Extracted entries:
• • • • • • •

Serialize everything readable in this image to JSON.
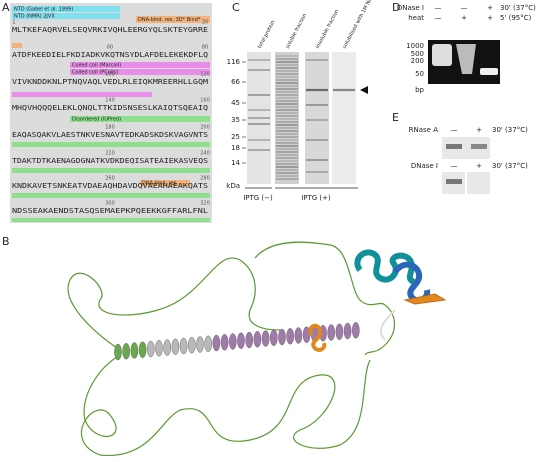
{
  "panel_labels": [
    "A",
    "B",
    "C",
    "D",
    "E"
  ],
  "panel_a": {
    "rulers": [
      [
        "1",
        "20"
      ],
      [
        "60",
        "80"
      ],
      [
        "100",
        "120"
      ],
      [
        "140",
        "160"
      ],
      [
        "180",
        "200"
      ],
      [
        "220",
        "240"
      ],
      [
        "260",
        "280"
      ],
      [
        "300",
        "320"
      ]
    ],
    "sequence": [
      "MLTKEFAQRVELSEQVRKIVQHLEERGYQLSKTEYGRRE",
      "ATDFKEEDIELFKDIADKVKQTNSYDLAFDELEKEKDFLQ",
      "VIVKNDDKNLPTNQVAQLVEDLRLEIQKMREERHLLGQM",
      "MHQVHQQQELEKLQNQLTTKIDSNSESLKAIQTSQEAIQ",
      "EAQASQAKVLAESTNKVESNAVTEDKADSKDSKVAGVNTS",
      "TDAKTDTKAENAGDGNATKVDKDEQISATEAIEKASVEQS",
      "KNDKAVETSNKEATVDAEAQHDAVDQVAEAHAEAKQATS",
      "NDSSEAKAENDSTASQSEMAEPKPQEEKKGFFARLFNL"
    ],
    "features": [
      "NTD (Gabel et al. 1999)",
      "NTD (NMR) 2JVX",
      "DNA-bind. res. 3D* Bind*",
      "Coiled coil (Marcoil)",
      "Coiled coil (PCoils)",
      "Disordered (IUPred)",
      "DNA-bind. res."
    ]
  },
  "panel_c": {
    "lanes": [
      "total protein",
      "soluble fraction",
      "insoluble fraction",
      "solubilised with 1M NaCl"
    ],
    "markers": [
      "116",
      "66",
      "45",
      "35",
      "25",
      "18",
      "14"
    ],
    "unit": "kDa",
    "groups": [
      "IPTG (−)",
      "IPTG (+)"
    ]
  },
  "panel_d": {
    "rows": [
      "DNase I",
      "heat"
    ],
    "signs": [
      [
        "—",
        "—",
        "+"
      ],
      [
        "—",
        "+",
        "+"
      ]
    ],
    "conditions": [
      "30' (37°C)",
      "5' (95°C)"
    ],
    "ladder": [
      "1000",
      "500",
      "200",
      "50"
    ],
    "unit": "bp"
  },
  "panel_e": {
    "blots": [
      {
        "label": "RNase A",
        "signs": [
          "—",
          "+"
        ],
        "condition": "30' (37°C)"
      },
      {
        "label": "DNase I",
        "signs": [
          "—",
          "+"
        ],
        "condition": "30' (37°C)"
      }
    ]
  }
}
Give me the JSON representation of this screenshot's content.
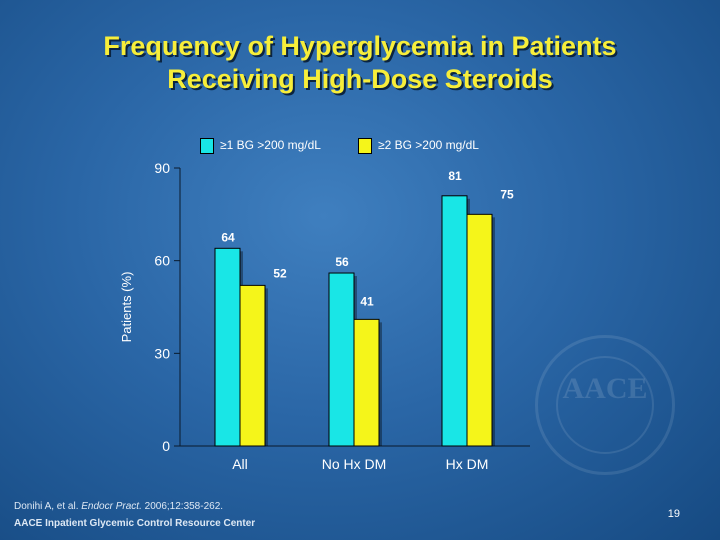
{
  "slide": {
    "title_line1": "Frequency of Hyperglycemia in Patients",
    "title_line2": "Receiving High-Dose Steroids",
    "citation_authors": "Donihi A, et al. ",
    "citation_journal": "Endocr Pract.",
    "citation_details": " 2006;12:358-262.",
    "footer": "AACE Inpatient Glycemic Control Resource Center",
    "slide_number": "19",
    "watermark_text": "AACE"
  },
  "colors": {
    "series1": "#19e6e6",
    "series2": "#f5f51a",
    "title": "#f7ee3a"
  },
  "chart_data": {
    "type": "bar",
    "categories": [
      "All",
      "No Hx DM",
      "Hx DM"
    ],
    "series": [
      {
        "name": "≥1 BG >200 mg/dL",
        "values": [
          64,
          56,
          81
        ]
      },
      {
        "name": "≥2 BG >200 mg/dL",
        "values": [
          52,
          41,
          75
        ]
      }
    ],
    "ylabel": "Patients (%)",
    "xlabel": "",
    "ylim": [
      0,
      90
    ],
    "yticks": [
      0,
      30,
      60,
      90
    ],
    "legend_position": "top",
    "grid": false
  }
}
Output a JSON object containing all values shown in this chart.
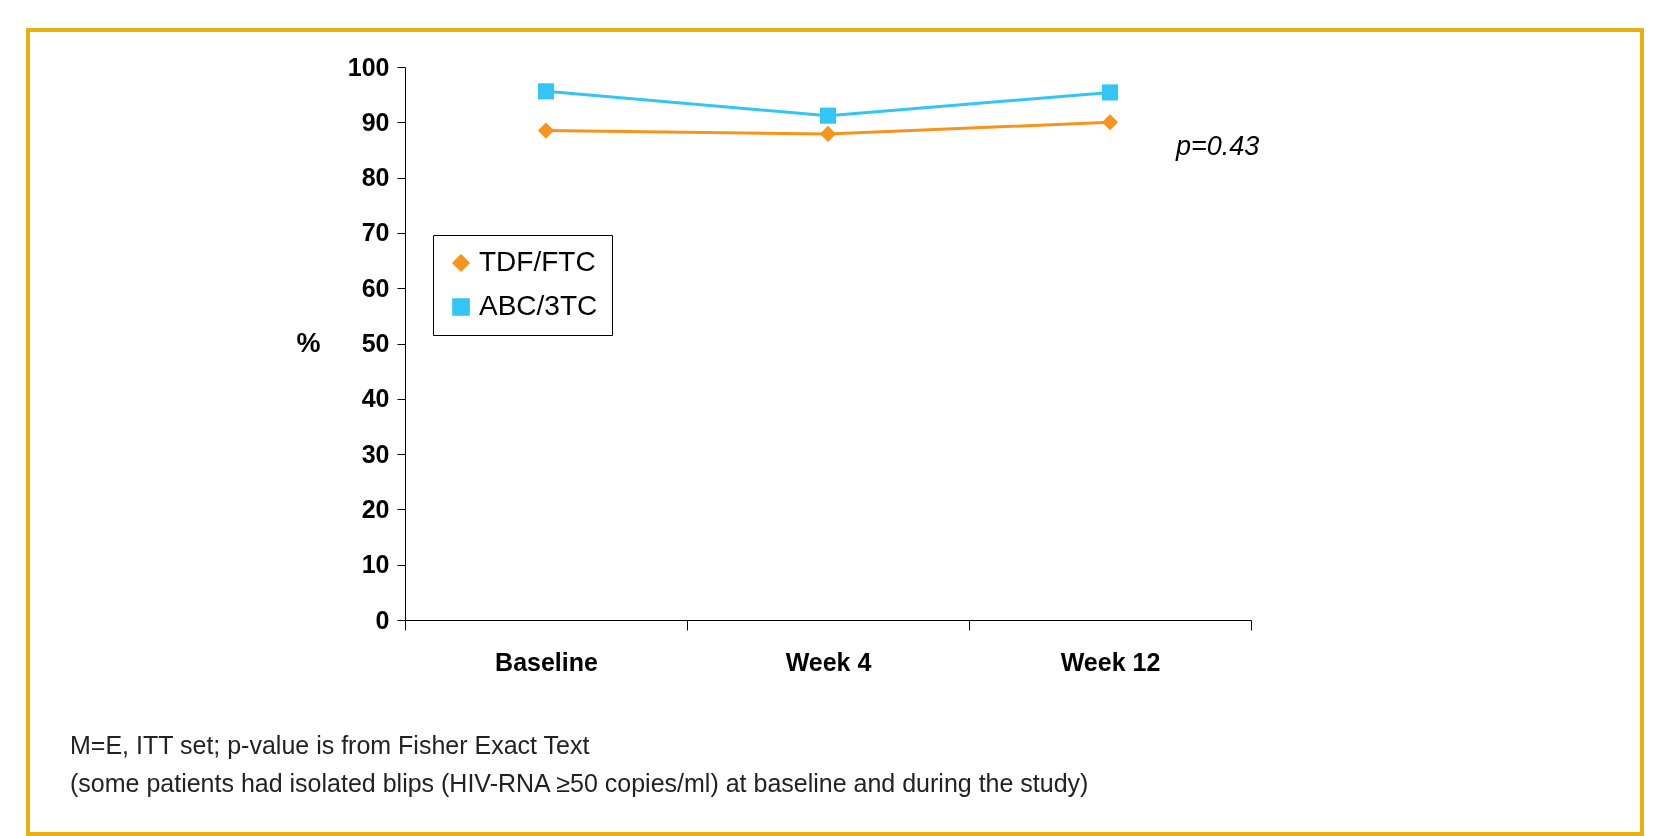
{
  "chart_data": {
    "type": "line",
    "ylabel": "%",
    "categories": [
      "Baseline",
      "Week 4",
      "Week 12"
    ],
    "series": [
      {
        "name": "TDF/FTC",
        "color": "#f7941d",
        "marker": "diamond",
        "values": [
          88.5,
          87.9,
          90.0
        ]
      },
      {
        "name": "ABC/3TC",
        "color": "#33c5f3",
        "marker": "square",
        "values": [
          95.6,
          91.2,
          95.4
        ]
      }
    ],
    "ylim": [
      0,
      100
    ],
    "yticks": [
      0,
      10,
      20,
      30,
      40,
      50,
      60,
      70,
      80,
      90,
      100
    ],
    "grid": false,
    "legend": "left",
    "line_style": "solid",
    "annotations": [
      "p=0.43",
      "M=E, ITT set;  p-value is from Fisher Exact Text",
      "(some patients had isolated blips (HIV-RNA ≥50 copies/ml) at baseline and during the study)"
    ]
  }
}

• • • • • • •

What is expected: Return the entries verbatim, pictures excluded.

Response:
Serialize everything readable in this image to JSON.
{
  "panel_labels": [
    "A",
    "B",
    "C",
    "D",
    "E"
  ],
  "panel_a": {
    "rulers": [
      [
        "1",
        "20"
      ],
      [
        "60",
        "80"
      ],
      [
        "100",
        "120"
      ],
      [
        "140",
        "160"
      ],
      [
        "180",
        "200"
      ],
      [
        "220",
        "240"
      ],
      [
        "260",
        "280"
      ],
      [
        "300",
        "320"
      ]
    ],
    "sequence": [
      "MLTKEFAQRVELSEQVRKIVQHLEERGYQLSKTEYGRRE",
      "ATDFKEEDIELFKDIADKVKQTNSYDLAFDELEKEKDFLQ",
      "VIVKNDDKNLPTNQVAQLVEDLRLEIQKMREERHLLGQM",
      "MHQVHQQQELEKLQNQLTTKIDSNSESLKAIQTSQEAIQ",
      "EAQASQAKVLAESTNKVESNAVTEDKADSKDSKVAGVNTS",
      "TDAKTDTKAENAGDGNATKVDKDEQISATEAIEKASVEQS",
      "KNDKAVETSNKEATVDAEAQHDAVDQVAEAHAEAKQATS",
      "NDSSEAKAENDSTASQSEMAEPKPQEEKKGFFARLFNL"
    ],
    "features": [
      "NTD (Gabel et al. 1999)",
      "NTD (NMR) 2JVX",
      "DNA-bind. res. 3D* Bind*",
      "Coiled coil (Marcoil)",
      "Coiled coil (PCoils)",
      "Disordered (IUPred)",
      "DNA-bind. res."
    ]
  },
  "panel_c": {
    "lanes": [
      "total protein",
      "soluble fraction",
      "insoluble fraction",
      "solubilised with 1M NaCl"
    ],
    "markers": [
      "116",
      "66",
      "45",
      "35",
      "25",
      "18",
      "14"
    ],
    "unit": "kDa",
    "groups": [
      "IPTG (−)",
      "IPTG (+)"
    ]
  },
  "panel_d": {
    "rows": [
      "DNase I",
      "heat"
    ],
    "signs": [
      [
        "—",
        "—",
        "+"
      ],
      [
        "—",
        "+",
        "+"
      ]
    ],
    "conditions": [
      "30' (37°C)",
      "5' (95°C)"
    ],
    "ladder": [
      "1000",
      "500",
      "200",
      "50"
    ],
    "unit": "bp"
  },
  "panel_e": {
    "blots": [
      {
        "label": "RNase A",
        "signs": [
          "—",
          "+"
        ],
        "condition": "30' (37°C)"
      },
      {
        "label": "DNase I",
        "signs": [
          "—",
          "+"
        ],
        "condition": "30' (37°C)"
      }
    ]
  }
}
Give me the JSON representation of this screenshot's content.
{
  "slide": {
    "title_line1": "Frequency of Hyperglycemia in Patients",
    "title_line2": "Receiving High-Dose Steroids",
    "citation_authors": "Donihi A, et al. ",
    "citation_journal": "Endocr Pract.",
    "citation_details": " 2006;12:358-262.",
    "footer": "AACE Inpatient Glycemic Control Resource Center",
    "slide_number": "19",
    "watermark_text": "AACE"
  },
  "colors": {
    "series1": "#19e6e6",
    "series2": "#f5f51a",
    "title": "#f7ee3a"
  },
  "chart_data": {
    "type": "bar",
    "categories": [
      "All",
      "No Hx DM",
      "Hx DM"
    ],
    "series": [
      {
        "name": "≥1 BG >200 mg/dL",
        "values": [
          64,
          56,
          81
        ]
      },
      {
        "name": "≥2 BG >200 mg/dL",
        "values": [
          52,
          41,
          75
        ]
      }
    ],
    "ylabel": "Patients (%)",
    "xlabel": "",
    "ylim": [
      0,
      90
    ],
    "yticks": [
      0,
      30,
      60,
      90
    ],
    "legend_position": "top",
    "grid": false
  }
}
Output a JSON object containing all values shown in this chart.
{
  "chart_data": {
    "type": "line",
    "ylabel": "%",
    "categories": [
      "Baseline",
      "Week 4",
      "Week 12"
    ],
    "series": [
      {
        "name": "TDF/FTC",
        "color": "#f7941d",
        "marker": "diamond",
        "values": [
          88.5,
          87.9,
          90.0
        ]
      },
      {
        "name": "ABC/3TC",
        "color": "#33c5f3",
        "marker": "square",
        "values": [
          95.6,
          91.2,
          95.4
        ]
      }
    ],
    "ylim": [
      0,
      100
    ],
    "yticks": [
      0,
      10,
      20,
      30,
      40,
      50,
      60,
      70,
      80,
      90,
      100
    ],
    "grid": false,
    "legend": "left",
    "line_style": "solid",
    "annotations": [
      "p=0.43",
      "M=E, ITT set;  p-value is from Fisher Exact Text",
      "(some patients had isolated blips (HIV-RNA ≥50 copies/ml) at baseline and during the study)"
    ]
  }
}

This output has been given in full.